Records from a collection of figures:
--------------------------------

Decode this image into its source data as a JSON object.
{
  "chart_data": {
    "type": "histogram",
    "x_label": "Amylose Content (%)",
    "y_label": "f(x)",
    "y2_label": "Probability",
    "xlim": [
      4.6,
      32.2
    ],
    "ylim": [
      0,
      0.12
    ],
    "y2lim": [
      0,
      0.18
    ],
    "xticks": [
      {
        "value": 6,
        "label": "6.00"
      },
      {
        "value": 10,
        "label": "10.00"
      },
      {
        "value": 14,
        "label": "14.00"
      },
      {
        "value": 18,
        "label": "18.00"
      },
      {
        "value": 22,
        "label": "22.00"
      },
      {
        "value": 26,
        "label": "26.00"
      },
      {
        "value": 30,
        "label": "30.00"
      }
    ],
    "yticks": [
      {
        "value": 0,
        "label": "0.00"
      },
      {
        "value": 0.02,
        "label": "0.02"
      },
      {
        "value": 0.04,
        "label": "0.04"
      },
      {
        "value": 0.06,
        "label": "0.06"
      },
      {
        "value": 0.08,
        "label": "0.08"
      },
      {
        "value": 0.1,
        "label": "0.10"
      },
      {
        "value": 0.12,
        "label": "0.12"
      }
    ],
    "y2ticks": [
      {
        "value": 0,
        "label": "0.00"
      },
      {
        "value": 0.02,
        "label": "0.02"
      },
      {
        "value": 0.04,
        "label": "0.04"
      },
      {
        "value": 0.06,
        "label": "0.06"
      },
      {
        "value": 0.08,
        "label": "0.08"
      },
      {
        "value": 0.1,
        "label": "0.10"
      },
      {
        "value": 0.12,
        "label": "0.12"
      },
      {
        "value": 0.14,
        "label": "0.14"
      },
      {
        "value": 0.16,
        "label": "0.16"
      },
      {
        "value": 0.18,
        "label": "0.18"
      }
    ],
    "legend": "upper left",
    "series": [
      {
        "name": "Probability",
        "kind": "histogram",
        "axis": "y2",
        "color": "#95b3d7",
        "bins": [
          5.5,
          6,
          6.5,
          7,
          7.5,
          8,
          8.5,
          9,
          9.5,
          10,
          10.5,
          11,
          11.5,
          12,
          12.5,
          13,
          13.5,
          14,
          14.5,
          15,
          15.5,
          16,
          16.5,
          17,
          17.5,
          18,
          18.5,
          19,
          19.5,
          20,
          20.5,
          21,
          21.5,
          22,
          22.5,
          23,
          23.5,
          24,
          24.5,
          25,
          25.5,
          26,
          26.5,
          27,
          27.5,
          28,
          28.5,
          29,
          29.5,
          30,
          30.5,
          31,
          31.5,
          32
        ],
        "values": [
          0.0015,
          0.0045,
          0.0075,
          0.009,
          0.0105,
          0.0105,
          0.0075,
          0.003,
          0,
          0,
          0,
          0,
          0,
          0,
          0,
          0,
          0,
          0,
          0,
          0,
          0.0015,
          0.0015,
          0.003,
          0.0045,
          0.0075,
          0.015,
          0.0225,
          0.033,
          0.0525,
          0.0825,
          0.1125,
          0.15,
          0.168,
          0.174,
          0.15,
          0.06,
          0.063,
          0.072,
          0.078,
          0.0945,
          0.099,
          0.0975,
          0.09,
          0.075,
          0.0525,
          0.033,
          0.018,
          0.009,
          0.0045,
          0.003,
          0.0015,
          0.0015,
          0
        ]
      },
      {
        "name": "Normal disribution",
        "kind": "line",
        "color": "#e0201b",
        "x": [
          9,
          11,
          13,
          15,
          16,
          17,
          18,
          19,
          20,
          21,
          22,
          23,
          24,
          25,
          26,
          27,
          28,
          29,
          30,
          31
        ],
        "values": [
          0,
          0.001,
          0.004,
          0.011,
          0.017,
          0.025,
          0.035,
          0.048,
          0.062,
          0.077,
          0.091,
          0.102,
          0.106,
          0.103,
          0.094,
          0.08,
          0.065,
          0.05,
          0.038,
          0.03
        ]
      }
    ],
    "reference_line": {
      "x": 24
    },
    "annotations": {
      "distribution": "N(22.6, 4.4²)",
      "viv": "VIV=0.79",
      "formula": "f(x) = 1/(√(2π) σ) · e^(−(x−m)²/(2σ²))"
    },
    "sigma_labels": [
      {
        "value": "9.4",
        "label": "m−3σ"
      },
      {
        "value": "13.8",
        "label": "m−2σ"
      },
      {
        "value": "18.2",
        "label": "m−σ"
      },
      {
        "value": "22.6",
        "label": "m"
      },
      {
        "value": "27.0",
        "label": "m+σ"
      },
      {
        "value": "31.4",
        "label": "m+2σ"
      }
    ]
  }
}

--------------------------------

Reproduce the records in full, exactly as written.

Output below:
Decode this image into its source data as a JSON object.
{
  "chart_data": {
    "type": "histogram",
    "x_label": "Amylose Content (%)",
    "y_label": "f(x)",
    "y2_label": "Probability",
    "xlim": [
      4.6,
      32.2
    ],
    "ylim": [
      0,
      0.12
    ],
    "y2lim": [
      0,
      0.18
    ],
    "xticks": [
      {
        "value": 6,
        "label": "6.00"
      },
      {
        "value": 10,
        "label": "10.00"
      },
      {
        "value": 14,
        "label": "14.00"
      },
      {
        "value": 18,
        "label": "18.00"
      },
      {
        "value": 22,
        "label": "22.00"
      },
      {
        "value": 26,
        "label": "26.00"
      },
      {
        "value": 30,
        "label": "30.00"
      }
    ],
    "yticks": [
      {
        "value": 0,
        "label": "0.00"
      },
      {
        "value": 0.02,
        "label": "0.02"
      },
      {
        "value": 0.04,
        "label": "0.04"
      },
      {
        "value": 0.06,
        "label": "0.06"
      },
      {
        "value": 0.08,
        "label": "0.08"
      },
      {
        "value": 0.1,
        "label": "0.10"
      },
      {
        "value": 0.12,
        "label": "0.12"
      }
    ],
    "y2ticks": [
      {
        "value": 0,
        "label": "0.00"
      },
      {
        "value": 0.02,
        "label": "0.02"
      },
      {
        "value": 0.04,
        "label": "0.04"
      },
      {
        "value": 0.06,
        "label": "0.06"
      },
      {
        "value": 0.08,
        "label": "0.08"
      },
      {
        "value": 0.1,
        "label": "0.10"
      },
      {
        "value": 0.12,
        "label": "0.12"
      },
      {
        "value": 0.14,
        "label": "0.14"
      },
      {
        "value": 0.16,
        "label": "0.16"
      },
      {
        "value": 0.18,
        "label": "0.18"
      }
    ],
    "legend": "upper left",
    "series": [
      {
        "name": "Probability",
        "kind": "histogram",
        "axis": "y2",
        "color": "#95b3d7",
        "bins": [
          5.5,
          6,
          6.5,
          7,
          7.5,
          8,
          8.5,
          9,
          9.5,
          10,
          10.5,
          11,
          11.5,
          12,
          12.5,
          13,
          13.5,
          14,
          14.5,
          15,
          15.5,
          16,
          16.5,
          17,
          17.5,
          18,
          18.5,
          19,
          19.5,
          20,
          20.5,
          21,
          21.5,
          22,
          22.5,
          23,
          23.5,
          24,
          24.5,
          25,
          25.5,
          26,
          26.5,
          27,
          27.5,
          28,
          28.5,
          29,
          29.5,
          30,
          30.5,
          31,
          31.5,
          32
        ],
        "values": [
          0.0015,
          0.0045,
          0.0075,
          0.009,
          0.0105,
          0.0105,
          0.0075,
          0.003,
          0,
          0,
          0,
          0,
          0,
          0,
          0,
          0,
          0,
          0,
          0,
          0,
          0.0015,
          0.0015,
          0.003,
          0.0045,
          0.0075,
          0.015,
          0.0225,
          0.033,
          0.0525,
          0.0825,
          0.1125,
          0.15,
          0.168,
          0.174,
          0.15,
          0.06,
          0.063,
          0.072,
          0.078,
          0.0945,
          0.099,
          0.0975,
          0.09,
          0.075,
          0.0525,
          0.033,
          0.018,
          0.009,
          0.0045,
          0.003,
          0.0015,
          0.0015,
          0
        ]
      },
      {
        "name": "Normal disribution",
        "kind": "line",
        "color": "#e0201b",
        "x": [
          9,
          11,
          13,
          15,
          16,
          17,
          18,
          19,
          20,
          21,
          22,
          23,
          24,
          25,
          26,
          27,
          28,
          29,
          30,
          31
        ],
        "values": [
          0,
          0.001,
          0.004,
          0.011,
          0.017,
          0.025,
          0.035,
          0.048,
          0.062,
          0.077,
          0.091,
          0.102,
          0.106,
          0.103,
          0.094,
          0.08,
          0.065,
          0.05,
          0.038,
          0.03
        ]
      }
    ],
    "reference_line": {
      "x": 24
    },
    "annotations": {
      "distribution": "N(22.6, 4.4²)",
      "viv": "VIV=0.79",
      "formula": "f(x) = 1/(√(2π) σ) · e^(−(x−m)²/(2σ²))"
    },
    "sigma_labels": [
      {
        "value": "9.4",
        "label": "m−3σ"
      },
      {
        "value": "13.8",
        "label": "m−2σ"
      },
      {
        "value": "18.2",
        "label": "m−σ"
      },
      {
        "value": "22.6",
        "label": "m"
      },
      {
        "value": "27.0",
        "label": "m+σ"
      },
      {
        "value": "31.4",
        "label": "m+2σ"
      }
    ]
  }
}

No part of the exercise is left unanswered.